== DIRECTION ==
Go through the entries and transcribe each one exactly, dropping the pictures.

___ SUPPLIED RECORDS

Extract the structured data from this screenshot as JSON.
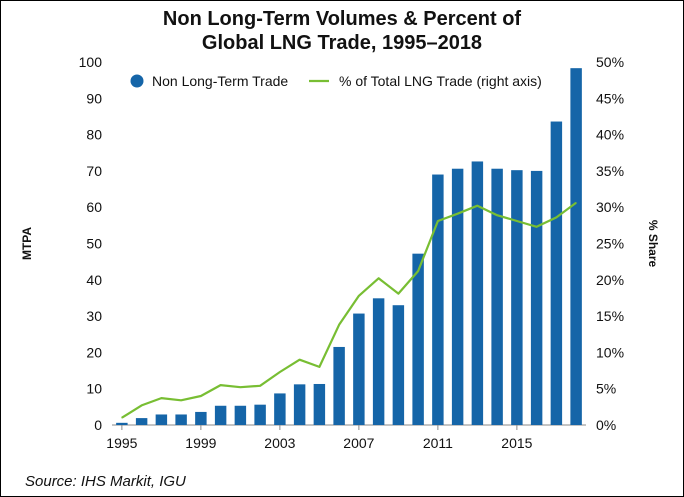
{
  "chart_data": {
    "type": "bar",
    "title_lines": [
      "Non Long-Term Volumes & Percent of",
      "Global LNG Trade, 1995–2018"
    ],
    "source": "Source: IHS Markit, IGU",
    "ylabel": "MTPA",
    "y2label": "% Share",
    "ylim": [
      0,
      100
    ],
    "y2lim": [
      0,
      50
    ],
    "y_ticks": [
      "0",
      "10",
      "20",
      "30",
      "40",
      "50",
      "60",
      "70",
      "80",
      "90",
      "100"
    ],
    "y2_ticks": [
      "0%",
      "5%",
      "10%",
      "15%",
      "20%",
      "25%",
      "30%",
      "35%",
      "40%",
      "45%",
      "50%"
    ],
    "x_tick_labels": [
      "1995",
      "1999",
      "2003",
      "2007",
      "2011",
      "2015"
    ],
    "categories": [
      1995,
      1996,
      1997,
      1998,
      1999,
      2000,
      2001,
      2002,
      2003,
      2004,
      2005,
      2006,
      2007,
      2008,
      2009,
      2010,
      2011,
      2012,
      2013,
      2014,
      2015,
      2016,
      2017,
      2018
    ],
    "series": [
      {
        "name": "Non Long-Term Trade",
        "type": "bar",
        "axis": "left",
        "color": "#1565A8",
        "values": [
          0.6,
          1.9,
          2.9,
          2.9,
          3.6,
          5.3,
          5.3,
          5.6,
          8.7,
          11.2,
          11.3,
          21.5,
          30.7,
          34.9,
          33.0,
          47.2,
          69.0,
          70.6,
          72.6,
          70.6,
          70.2,
          70.0,
          83.6,
          98.3
        ]
      },
      {
        "name": "% of Total LNG Trade (right axis)",
        "type": "line",
        "axis": "right",
        "color": "#78BE33",
        "values": [
          1.0,
          2.7,
          3.7,
          3.4,
          4.0,
          5.5,
          5.2,
          5.4,
          7.3,
          9.0,
          8.0,
          13.8,
          17.8,
          20.2,
          18.1,
          21.2,
          28.1,
          29.1,
          30.2,
          28.9,
          28.1,
          27.3,
          28.6,
          30.6
        ]
      }
    ]
  }
}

______

== REPLY TO THE TASK ==
Extract the structured data from this screenshot as JSON.
{
  "chart_data": {
    "type": "bar",
    "title_lines": [
      "Non Long-Term Volumes & Percent of",
      "Global LNG Trade, 1995–2018"
    ],
    "source": "Source: IHS Markit, IGU",
    "ylabel": "MTPA",
    "y2label": "% Share",
    "ylim": [
      0,
      100
    ],
    "y2lim": [
      0,
      50
    ],
    "y_ticks": [
      "0",
      "10",
      "20",
      "30",
      "40",
      "50",
      "60",
      "70",
      "80",
      "90",
      "100"
    ],
    "y2_ticks": [
      "0%",
      "5%",
      "10%",
      "15%",
      "20%",
      "25%",
      "30%",
      "35%",
      "40%",
      "45%",
      "50%"
    ],
    "x_tick_labels": [
      "1995",
      "1999",
      "2003",
      "2007",
      "2011",
      "2015"
    ],
    "categories": [
      1995,
      1996,
      1997,
      1998,
      1999,
      2000,
      2001,
      2002,
      2003,
      2004,
      2005,
      2006,
      2007,
      2008,
      2009,
      2010,
      2011,
      2012,
      2013,
      2014,
      2015,
      2016,
      2017,
      2018
    ],
    "series": [
      {
        "name": "Non Long-Term Trade",
        "type": "bar",
        "axis": "left",
        "color": "#1565A8",
        "values": [
          0.6,
          1.9,
          2.9,
          2.9,
          3.6,
          5.3,
          5.3,
          5.6,
          8.7,
          11.2,
          11.3,
          21.5,
          30.7,
          34.9,
          33.0,
          47.2,
          69.0,
          70.6,
          72.6,
          70.6,
          70.2,
          70.0,
          83.6,
          98.3
        ]
      },
      {
        "name": "% of Total LNG Trade (right axis)",
        "type": "line",
        "axis": "right",
        "color": "#78BE33",
        "values": [
          1.0,
          2.7,
          3.7,
          3.4,
          4.0,
          5.5,
          5.2,
          5.4,
          7.3,
          9.0,
          8.0,
          13.8,
          17.8,
          20.2,
          18.1,
          21.2,
          28.1,
          29.1,
          30.2,
          28.9,
          28.1,
          27.3,
          28.6,
          30.6
        ]
      }
    ]
  }
}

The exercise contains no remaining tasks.